[Records from a data source]
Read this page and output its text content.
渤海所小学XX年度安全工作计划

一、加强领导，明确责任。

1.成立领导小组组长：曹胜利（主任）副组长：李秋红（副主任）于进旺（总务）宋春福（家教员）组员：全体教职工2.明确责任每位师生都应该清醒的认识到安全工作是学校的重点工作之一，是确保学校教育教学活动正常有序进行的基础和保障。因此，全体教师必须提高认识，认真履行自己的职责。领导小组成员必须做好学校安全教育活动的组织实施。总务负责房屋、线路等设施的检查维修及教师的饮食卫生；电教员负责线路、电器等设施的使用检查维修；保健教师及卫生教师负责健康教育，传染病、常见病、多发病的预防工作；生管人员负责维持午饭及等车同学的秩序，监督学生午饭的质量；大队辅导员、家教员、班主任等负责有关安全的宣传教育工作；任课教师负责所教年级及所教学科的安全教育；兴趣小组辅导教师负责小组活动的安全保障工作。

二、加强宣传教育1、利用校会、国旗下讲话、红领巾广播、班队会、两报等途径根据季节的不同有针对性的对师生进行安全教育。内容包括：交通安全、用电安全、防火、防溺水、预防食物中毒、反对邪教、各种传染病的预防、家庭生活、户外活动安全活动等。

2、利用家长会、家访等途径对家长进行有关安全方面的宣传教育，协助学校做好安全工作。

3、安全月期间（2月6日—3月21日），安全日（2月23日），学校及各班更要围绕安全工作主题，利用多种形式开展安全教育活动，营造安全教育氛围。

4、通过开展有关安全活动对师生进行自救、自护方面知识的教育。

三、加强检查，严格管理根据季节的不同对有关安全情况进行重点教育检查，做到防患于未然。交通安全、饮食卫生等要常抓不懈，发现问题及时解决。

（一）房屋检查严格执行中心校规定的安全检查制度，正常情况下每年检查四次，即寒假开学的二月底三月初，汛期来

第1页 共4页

§ STATED EXERCISE:
Pick out all lines from the data above in which the word "交通安全" appears.

§ SOLUTION BELOW:
二、加强宣传教育1、利用校会、国旗下讲话、红领巾广播、班队会、两报等途径根据季节的不同有针对性的对师生进行安全教育。内容包括：交通安全、用电安全、防火、防溺水、预防食物中毒、反对邪教、各种传染病的预防、家庭生活、户外活动安全活动等。
三、加强检查，严格管理根据季节的不同对有关安全情况进行重点教育检查，做到防患于未然。交通安全、饮食卫生等要常抓不懈，发现问题及时解决。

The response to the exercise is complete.